- **PROBLEM TO WORK ON**: Return the listing below in full, with every line exactly as it is.

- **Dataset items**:
*****

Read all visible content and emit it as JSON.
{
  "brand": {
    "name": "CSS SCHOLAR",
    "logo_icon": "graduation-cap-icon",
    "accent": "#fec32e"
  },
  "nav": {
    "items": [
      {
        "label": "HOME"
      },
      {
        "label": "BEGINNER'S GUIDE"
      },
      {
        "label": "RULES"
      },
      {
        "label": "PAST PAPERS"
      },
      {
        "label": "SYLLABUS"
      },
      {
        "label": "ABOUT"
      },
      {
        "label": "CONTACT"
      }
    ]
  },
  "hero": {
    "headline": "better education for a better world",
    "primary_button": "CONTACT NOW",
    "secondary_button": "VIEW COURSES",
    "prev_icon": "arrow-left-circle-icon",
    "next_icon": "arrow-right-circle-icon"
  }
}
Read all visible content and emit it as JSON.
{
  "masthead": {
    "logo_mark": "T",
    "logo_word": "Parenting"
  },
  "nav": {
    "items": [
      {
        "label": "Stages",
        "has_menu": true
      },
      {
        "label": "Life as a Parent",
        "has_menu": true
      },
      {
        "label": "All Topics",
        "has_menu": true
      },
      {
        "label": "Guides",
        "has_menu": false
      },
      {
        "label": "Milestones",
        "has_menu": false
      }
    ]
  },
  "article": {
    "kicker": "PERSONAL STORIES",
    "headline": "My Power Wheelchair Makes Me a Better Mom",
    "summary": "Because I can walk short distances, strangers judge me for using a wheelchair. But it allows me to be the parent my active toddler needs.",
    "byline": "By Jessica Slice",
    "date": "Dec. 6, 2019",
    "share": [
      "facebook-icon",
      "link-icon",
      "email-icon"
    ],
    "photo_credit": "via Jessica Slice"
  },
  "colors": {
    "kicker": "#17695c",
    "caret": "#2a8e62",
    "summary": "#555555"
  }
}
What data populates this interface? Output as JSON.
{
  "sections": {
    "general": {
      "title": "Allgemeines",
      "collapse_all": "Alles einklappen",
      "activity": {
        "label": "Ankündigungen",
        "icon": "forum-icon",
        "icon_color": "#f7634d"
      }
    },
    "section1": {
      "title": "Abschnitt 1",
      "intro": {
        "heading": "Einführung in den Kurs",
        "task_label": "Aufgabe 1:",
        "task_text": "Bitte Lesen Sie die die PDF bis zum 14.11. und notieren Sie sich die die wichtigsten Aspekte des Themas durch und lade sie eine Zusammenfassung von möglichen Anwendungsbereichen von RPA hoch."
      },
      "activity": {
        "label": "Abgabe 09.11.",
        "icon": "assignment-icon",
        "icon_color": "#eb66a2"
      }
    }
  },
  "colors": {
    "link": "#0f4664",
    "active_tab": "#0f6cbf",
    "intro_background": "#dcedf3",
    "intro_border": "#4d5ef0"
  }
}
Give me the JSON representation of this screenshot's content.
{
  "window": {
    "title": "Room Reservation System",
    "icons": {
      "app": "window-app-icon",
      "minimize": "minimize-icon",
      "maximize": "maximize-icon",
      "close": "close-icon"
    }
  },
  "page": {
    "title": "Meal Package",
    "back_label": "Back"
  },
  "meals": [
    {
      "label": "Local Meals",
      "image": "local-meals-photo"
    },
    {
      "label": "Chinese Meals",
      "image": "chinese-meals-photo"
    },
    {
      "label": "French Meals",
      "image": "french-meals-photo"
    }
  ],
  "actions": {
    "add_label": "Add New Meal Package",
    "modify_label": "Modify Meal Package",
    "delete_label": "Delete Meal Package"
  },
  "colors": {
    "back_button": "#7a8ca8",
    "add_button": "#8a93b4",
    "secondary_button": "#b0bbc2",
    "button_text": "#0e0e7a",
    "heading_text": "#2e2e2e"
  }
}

*****

- **RESULT OF THIS EXERCISE**:
Read all visible content and emit it as JSON.
{
  "brand": {
    "name": "CSS SCHOLAR",
    "logo_icon": "graduation-cap-icon",
    "accent": "#fec32e"
  },
  "nav": {
    "items": [
      {
        "label": "HOME"
      },
      {
        "label": "BEGINNER'S GUIDE"
      },
      {
        "label": "RULES"
      },
      {
        "label": "PAST PAPERS"
      },
      {
        "label": "SYLLABUS"
      },
      {
        "label": "ABOUT"
      },
      {
        "label": "CONTACT"
      }
    ]
  },
  "hero": {
    "headline": "better education for a better world",
    "primary_button": "CONTACT NOW",
    "secondary_button": "VIEW COURSES",
    "prev_icon": "arrow-left-circle-icon",
    "next_icon": "arrow-right-circle-icon"
  }
}
Read all visible content and emit it as JSON.
{
  "masthead": {
    "logo_mark": "T",
    "logo_word": "Parenting"
  },
  "nav": {
    "items": [
      {
        "label": "Stages",
        "has_menu": true
      },
      {
        "label": "Life as a Parent",
        "has_menu": true
      },
      {
        "label": "All Topics",
        "has_menu": true
      },
      {
        "label": "Guides",
        "has_menu": false
      },
      {
        "label": "Milestones",
        "has_menu": false
      }
    ]
  },
  "article": {
    "kicker": "PERSONAL STORIES",
    "headline": "My Power Wheelchair Makes Me a Better Mom",
    "summary": "Because I can walk short distances, strangers judge me for using a wheelchair. But it allows me to be the parent my active toddler needs.",
    "byline": "By Jessica Slice",
    "date": "Dec. 6, 2019",
    "share": [
      "facebook-icon",
      "link-icon",
      "email-icon"
    ],
    "photo_credit": "via Jessica Slice"
  },
  "colors": {
    "kicker": "#17695c",
    "caret": "#2a8e62",
    "summary": "#555555"
  }
}
What data populates this interface? Output as JSON.
{
  "sections": {
    "general": {
      "title": "Allgemeines",
      "collapse_all": "Alles einklappen",
      "activity": {
        "label": "Ankündigungen",
        "icon": "forum-icon",
        "icon_color": "#f7634d"
      }
    },
    "section1": {
      "title": "Abschnitt 1",
      "intro": {
        "heading": "Einführung in den Kurs",
        "task_label": "Aufgabe 1:",
        "task_text": "Bitte Lesen Sie die die PDF bis zum 14.11. und notieren Sie sich die die wichtigsten Aspekte des Themas durch und lade sie eine Zusammenfassung von möglichen Anwendungsbereichen von RPA hoch."
      },
      "activity": {
        "label": "Abgabe 09.11.",
        "icon": "assignment-icon",
        "icon_color": "#eb66a2"
      }
    }
  },
  "colors": {
    "link": "#0f4664",
    "active_tab": "#0f6cbf",
    "intro_background": "#dcedf3",
    "intro_border": "#4d5ef0"
  }
}
Give me the JSON representation of this screenshot's content.
{
  "window": {
    "title": "Room Reservation System",
    "icons": {
      "app": "window-app-icon",
      "minimize": "minimize-icon",
      "maximize": "maximize-icon",
      "close": "close-icon"
    }
  },
  "page": {
    "title": "Meal Package",
    "back_label": "Back"
  },
  "meals": [
    {
      "label": "Local Meals",
      "image": "local-meals-photo"
    },
    {
      "label": "Chinese Meals",
      "image": "chinese-meals-photo"
    },
    {
      "label": "French Meals",
      "image": "french-meals-photo"
    }
  ],
  "actions": {
    "add_label": "Add New Meal Package",
    "modify_label": "Modify Meal Package",
    "delete_label": "Delete Meal Package"
  },
  "colors": {
    "back_button": "#7a8ca8",
    "add_button": "#8a93b4",
    "secondary_button": "#b0bbc2",
    "button_text": "#0e0e7a",
    "heading_text": "#2e2e2e"
  }
}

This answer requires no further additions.